Available data:
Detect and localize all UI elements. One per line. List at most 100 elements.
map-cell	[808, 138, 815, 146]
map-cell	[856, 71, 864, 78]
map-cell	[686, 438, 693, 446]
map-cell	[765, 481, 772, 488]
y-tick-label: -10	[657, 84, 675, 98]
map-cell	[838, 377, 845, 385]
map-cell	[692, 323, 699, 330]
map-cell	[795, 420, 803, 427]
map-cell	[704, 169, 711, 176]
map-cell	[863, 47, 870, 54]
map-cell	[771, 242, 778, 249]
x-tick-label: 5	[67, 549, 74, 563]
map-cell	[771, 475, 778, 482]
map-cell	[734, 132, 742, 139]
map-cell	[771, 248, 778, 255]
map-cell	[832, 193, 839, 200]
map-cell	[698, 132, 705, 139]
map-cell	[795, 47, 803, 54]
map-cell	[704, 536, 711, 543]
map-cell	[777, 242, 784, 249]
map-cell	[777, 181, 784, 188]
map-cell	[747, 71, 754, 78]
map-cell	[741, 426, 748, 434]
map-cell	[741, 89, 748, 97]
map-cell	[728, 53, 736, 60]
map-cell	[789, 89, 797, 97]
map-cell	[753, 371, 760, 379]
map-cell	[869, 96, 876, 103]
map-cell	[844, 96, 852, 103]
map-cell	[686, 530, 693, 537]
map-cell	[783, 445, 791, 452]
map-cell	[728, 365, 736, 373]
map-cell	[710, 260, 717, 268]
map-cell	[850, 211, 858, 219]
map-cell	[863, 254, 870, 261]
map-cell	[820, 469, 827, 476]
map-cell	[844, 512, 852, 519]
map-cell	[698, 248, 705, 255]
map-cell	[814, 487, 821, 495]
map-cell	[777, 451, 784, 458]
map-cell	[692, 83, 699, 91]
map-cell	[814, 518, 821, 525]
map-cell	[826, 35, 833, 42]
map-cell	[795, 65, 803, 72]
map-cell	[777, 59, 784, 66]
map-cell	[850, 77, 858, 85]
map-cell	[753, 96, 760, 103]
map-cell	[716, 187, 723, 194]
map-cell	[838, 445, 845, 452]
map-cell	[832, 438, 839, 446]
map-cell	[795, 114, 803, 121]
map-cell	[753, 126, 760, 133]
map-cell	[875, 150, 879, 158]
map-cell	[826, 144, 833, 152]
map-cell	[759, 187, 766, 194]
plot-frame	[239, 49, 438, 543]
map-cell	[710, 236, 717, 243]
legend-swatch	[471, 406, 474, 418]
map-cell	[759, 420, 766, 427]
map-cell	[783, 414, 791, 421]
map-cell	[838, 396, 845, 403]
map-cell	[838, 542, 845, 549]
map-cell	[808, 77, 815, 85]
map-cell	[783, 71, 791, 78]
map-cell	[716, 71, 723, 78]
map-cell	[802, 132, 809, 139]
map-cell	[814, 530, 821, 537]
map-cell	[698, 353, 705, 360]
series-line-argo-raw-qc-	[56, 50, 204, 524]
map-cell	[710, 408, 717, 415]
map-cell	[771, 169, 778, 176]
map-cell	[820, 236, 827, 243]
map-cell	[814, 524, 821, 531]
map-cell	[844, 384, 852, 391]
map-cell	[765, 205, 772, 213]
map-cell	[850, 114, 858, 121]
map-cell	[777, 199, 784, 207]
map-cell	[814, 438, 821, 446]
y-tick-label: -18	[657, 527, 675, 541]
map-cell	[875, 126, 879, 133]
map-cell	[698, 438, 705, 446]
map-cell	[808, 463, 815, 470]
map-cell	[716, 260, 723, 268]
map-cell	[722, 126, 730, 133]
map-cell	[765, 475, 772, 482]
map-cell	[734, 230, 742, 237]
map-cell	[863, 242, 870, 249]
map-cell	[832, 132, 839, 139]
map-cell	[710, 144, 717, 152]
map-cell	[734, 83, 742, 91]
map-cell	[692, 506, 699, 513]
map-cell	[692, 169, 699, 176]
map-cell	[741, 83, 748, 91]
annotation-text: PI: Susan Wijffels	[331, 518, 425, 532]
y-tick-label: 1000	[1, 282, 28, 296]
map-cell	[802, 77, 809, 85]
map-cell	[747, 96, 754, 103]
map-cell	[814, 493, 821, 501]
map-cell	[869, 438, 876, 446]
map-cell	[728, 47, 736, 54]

Task details:
Convert the lines above into a JSON list of strings, one string per line, leaving out any blank lines.

Written response:
[
  "Detect and localize all UI elements. One per line. List at most 100 elements.",
  "map-cell\t[808, 138, 815, 146]",
  "map-cell\t[856, 71, 864, 78]",
  "map-cell\t[686, 438, 693, 446]",
  "map-cell\t[765, 481, 772, 488]",
  "y-tick-label: -10\t[657, 84, 675, 98]",
  "map-cell\t[838, 377, 845, 385]",
  "map-cell\t[692, 323, 699, 330]",
  "map-cell\t[795, 420, 803, 427]",
  "map-cell\t[704, 169, 711, 176]",
  "map-cell\t[863, 47, 870, 54]",
  "map-cell\t[771, 242, 778, 249]",
  "x-tick-label: 5\t[67, 549, 74, 563]",
  "map-cell\t[771, 475, 778, 482]",
  "map-cell\t[734, 132, 742, 139]",
  "map-cell\t[771, 248, 778, 255]",
  "map-cell\t[832, 193, 839, 200]",
  "map-cell\t[698, 132, 705, 139]",
  "map-cell\t[795, 47, 803, 54]",
  "map-cell\t[704, 536, 711, 543]",
  "map-cell\t[777, 242, 784, 249]",
  "map-cell\t[777, 181, 784, 188]",
  "map-cell\t[747, 71, 754, 78]",
  "map-cell\t[741, 426, 748, 434]",
  "map-cell\t[741, 89, 748, 97]",
  "map-cell\t[728, 53, 736, 60]",
  "map-cell\t[789, 89, 797, 97]",
  "map-cell\t[753, 371, 760, 379]",
  "map-cell\t[869, 96, 876, 103]",
  "map-cell\t[844, 96, 852, 103]",
  "map-cell\t[686, 530, 693, 537]",
  "map-cell\t[783, 445, 791, 452]",
  "map-cell\t[728, 365, 736, 373]",
  "map-cell\t[710, 260, 717, 268]",
  "map-cell\t[850, 211, 858, 219]",
  "map-cell\t[863, 254, 870, 261]",
  "map-cell\t[820, 469, 827, 476]",
  "map-cell\t[844, 512, 852, 519]",
  "map-cell\t[698, 248, 705, 255]",
  "map-cell\t[814, 487, 821, 495]",
  "map-cell\t[777, 451, 784, 458]",
  "map-cell\t[692, 83, 699, 91]",
  "map-cell\t[814, 518, 821, 525]",
  "map-cell\t[826, 35, 833, 42]",
  "map-cell\t[795, 65, 803, 72]",
  "map-cell\t[777, 59, 784, 66]",
  "map-cell\t[850, 77, 858, 85]",
  "map-cell\t[753, 96, 760, 103]",
  "map-cell\t[716, 187, 723, 194]",
  "map-cell\t[838, 445, 845, 452]",
  "map-cell\t[832, 438, 839, 446]",
  "map-cell\t[795, 114, 803, 121]",
  "map-cell\t[753, 126, 760, 133]",
  "map-cell\t[875, 150, 879, 158]",
  "map-cell\t[826, 144, 833, 152]",
  "map-cell\t[759, 187, 766, 194]",
  "plot-frame\t[239, 49, 438, 543]",
  "map-cell\t[710, 236, 717, 243]",
  "legend-swatch\t[471, 406, 474, 418]",
  "map-cell\t[759, 420, 766, 427]",
  "map-cell\t[783, 414, 791, 421]",
  "map-cell\t[838, 396, 845, 403]",
  "map-cell\t[838, 542, 845, 549]",
  "map-cell\t[808, 77, 815, 85]",
  "map-cell\t[783, 71, 791, 78]",
  "map-cell\t[716, 71, 723, 78]",
  "map-cell\t[802, 132, 809, 139]",
  "map-cell\t[814, 530, 821, 537]",
  "map-cell\t[698, 353, 705, 360]",
  "series-line-argo-raw-qc-\t[56, 50, 204, 524]",
  "map-cell\t[710, 408, 717, 415]",
  "map-cell\t[771, 169, 778, 176]",
  "map-cell\t[820, 236, 827, 243]",
  "map-cell\t[814, 524, 821, 531]",
  "map-cell\t[844, 384, 852, 391]",
  "map-cell\t[765, 205, 772, 213]",
  "map-cell\t[850, 114, 858, 121]",
  "map-cell\t[777, 199, 784, 207]",
  "map-cell\t[814, 438, 821, 446]",
  "y-tick-label: -18\t[657, 527, 675, 541]",
  "map-cell\t[875, 126, 879, 133]",
  "map-cell\t[698, 438, 705, 446]",
  "map-cell\t[808, 463, 815, 470]",
  "map-cell\t[716, 260, 723, 268]",
  "map-cell\t[722, 126, 730, 133]",
  "map-cell\t[765, 475, 772, 482]",
  "map-cell\t[734, 230, 742, 237]",
  "map-cell\t[863, 242, 870, 249]",
  "map-cell\t[832, 132, 839, 139]",
  "map-cell\t[710, 144, 717, 152]",
  "map-cell\t[734, 83, 742, 91]",
  "map-cell\t[692, 506, 699, 513]",
  "map-cell\t[692, 169, 699, 176]",
  "map-cell\t[741, 83, 748, 91]",
  "annotation-text: PI: Susan Wijffels\t[331, 518, 425, 532]",
  "y-tick-label: 1000\t[1, 282, 28, 296]",
  "map-cell\t[802, 77, 809, 85]",
  "map-cell\t[747, 96, 754, 103]",
  "map-cell\t[814, 493, 821, 501]",
  "map-cell\t[869, 438, 876, 446]",
  "map-cell\t[728, 47, 736, 54]"
]